* Given task *
Gather all lines in the records below that include the word "якій".

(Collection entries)
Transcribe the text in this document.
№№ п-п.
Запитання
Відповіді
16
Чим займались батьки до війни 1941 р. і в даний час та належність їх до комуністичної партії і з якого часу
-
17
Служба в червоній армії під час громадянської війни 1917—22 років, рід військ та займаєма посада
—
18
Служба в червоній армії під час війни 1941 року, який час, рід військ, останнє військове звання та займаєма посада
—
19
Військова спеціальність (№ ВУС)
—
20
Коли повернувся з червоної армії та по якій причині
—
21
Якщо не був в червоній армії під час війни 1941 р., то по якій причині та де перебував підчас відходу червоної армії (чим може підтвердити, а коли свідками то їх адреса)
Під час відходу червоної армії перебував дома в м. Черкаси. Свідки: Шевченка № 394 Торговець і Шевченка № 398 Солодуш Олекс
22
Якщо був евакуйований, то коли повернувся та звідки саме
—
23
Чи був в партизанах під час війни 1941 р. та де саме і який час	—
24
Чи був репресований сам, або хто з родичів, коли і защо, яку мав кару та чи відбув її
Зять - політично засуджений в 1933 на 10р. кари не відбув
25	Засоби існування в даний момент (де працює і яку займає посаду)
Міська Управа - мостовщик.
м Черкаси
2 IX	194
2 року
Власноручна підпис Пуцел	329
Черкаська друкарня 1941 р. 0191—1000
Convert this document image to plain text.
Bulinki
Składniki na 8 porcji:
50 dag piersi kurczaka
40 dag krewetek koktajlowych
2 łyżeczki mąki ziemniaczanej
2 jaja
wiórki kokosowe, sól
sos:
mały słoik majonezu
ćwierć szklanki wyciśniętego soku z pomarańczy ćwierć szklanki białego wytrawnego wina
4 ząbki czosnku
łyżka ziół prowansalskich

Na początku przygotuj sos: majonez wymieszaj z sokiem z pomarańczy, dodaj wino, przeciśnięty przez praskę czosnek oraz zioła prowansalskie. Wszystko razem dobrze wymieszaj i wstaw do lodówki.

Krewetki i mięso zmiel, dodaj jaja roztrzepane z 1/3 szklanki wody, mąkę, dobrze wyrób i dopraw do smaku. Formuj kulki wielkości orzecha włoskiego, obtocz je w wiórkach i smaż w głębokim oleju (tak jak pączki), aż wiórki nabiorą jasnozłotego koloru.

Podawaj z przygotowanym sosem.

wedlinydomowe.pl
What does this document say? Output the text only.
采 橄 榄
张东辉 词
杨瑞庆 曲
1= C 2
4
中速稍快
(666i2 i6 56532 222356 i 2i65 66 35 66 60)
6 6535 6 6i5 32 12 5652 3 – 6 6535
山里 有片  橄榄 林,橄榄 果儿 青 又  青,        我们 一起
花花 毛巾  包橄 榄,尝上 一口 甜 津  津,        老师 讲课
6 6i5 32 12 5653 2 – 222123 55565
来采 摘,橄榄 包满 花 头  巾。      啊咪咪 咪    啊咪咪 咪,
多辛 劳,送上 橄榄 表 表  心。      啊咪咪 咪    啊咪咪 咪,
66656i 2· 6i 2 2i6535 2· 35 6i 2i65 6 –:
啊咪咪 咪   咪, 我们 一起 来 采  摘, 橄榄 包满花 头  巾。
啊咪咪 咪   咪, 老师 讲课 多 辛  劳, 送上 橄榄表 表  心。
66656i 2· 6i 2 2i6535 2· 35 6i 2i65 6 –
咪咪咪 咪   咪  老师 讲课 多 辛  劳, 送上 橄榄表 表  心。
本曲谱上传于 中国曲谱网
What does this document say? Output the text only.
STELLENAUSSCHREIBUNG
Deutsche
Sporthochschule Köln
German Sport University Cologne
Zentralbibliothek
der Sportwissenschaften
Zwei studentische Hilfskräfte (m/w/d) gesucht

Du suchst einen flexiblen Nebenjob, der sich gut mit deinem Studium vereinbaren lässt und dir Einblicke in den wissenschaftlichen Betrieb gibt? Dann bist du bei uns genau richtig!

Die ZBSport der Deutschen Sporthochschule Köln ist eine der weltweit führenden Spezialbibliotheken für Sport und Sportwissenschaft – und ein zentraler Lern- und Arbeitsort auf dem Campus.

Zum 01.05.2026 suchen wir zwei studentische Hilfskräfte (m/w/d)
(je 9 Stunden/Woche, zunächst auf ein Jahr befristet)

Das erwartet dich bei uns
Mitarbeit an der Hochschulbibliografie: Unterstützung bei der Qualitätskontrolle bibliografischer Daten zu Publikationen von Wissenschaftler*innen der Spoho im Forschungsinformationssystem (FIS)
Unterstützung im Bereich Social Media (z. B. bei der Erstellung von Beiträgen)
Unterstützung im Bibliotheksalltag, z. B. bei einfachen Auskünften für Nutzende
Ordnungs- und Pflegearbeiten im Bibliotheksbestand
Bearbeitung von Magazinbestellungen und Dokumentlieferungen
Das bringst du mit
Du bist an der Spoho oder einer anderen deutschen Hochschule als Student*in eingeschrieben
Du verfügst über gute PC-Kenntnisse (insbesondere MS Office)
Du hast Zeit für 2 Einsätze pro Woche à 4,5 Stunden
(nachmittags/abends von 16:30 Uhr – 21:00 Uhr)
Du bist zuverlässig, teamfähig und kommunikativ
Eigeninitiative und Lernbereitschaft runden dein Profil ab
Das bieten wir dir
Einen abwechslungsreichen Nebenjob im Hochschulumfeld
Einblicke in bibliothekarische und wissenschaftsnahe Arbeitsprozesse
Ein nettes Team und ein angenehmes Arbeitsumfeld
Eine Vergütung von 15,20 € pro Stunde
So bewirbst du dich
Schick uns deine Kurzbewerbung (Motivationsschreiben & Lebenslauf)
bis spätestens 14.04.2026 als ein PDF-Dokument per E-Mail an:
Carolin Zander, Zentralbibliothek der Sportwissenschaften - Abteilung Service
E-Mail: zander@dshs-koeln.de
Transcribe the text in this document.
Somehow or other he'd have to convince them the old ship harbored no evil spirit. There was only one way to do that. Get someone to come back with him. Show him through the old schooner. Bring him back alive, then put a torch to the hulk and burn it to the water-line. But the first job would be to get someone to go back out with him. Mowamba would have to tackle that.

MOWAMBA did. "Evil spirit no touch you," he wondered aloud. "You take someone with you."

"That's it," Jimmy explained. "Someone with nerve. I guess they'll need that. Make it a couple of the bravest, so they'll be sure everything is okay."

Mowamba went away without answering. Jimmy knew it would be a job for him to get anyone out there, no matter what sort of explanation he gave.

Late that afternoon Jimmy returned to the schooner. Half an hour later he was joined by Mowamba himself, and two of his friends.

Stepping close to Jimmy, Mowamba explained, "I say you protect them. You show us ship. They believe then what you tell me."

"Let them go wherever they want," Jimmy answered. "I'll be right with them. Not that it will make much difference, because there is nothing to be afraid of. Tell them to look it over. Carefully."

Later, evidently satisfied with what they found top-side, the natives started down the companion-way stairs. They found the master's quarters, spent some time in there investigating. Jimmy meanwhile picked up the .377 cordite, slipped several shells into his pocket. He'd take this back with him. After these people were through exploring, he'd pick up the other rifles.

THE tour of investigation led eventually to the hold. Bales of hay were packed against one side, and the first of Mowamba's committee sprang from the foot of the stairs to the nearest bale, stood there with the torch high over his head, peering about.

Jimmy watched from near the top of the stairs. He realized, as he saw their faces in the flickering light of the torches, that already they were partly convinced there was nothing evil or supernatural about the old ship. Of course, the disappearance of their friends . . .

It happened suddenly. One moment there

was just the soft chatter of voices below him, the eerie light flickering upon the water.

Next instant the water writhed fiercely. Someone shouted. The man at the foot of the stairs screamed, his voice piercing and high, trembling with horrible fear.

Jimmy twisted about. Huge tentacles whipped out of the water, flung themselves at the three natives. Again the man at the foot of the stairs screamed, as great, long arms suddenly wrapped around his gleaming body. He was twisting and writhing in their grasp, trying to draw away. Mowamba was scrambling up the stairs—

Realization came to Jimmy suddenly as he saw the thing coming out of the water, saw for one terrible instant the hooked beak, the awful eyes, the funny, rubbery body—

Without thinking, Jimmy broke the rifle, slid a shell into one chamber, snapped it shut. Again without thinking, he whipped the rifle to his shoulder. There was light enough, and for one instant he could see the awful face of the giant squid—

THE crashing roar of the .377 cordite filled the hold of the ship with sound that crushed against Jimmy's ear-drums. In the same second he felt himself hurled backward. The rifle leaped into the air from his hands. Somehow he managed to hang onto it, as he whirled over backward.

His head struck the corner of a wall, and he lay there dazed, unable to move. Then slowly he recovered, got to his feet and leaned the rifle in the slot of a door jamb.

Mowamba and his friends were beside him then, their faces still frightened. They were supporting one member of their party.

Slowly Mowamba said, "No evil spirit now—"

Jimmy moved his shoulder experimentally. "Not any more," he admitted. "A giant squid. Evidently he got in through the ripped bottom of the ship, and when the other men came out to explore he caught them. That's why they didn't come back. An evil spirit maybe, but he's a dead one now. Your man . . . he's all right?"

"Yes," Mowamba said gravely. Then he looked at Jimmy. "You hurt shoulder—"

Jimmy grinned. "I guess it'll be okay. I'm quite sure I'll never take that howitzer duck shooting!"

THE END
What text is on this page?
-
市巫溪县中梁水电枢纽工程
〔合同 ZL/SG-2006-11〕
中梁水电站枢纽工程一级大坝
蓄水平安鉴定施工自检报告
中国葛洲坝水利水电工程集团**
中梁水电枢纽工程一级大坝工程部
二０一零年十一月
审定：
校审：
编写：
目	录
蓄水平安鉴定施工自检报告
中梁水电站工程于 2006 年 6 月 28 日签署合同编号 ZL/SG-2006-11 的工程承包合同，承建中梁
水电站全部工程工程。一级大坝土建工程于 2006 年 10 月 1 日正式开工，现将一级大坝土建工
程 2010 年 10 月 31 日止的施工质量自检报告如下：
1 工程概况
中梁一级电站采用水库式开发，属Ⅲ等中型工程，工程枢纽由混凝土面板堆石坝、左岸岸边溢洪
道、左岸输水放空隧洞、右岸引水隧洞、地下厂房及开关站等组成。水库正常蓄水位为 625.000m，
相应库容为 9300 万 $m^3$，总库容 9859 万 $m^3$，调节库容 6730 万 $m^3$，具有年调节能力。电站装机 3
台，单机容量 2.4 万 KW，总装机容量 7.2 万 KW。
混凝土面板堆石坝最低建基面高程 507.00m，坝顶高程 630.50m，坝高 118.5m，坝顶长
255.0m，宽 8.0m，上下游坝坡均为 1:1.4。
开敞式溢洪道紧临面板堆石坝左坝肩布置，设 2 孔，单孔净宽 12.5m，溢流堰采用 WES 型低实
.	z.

* Solution to the problem *
Коли повернувся з червоної армії та по якій причині
Якщо не був в червоній армії під час війни 1941 р., то по якій причині та де перебував підчас відходу червоної армії (чим може підтвердити, а коли свідками то їх адреса)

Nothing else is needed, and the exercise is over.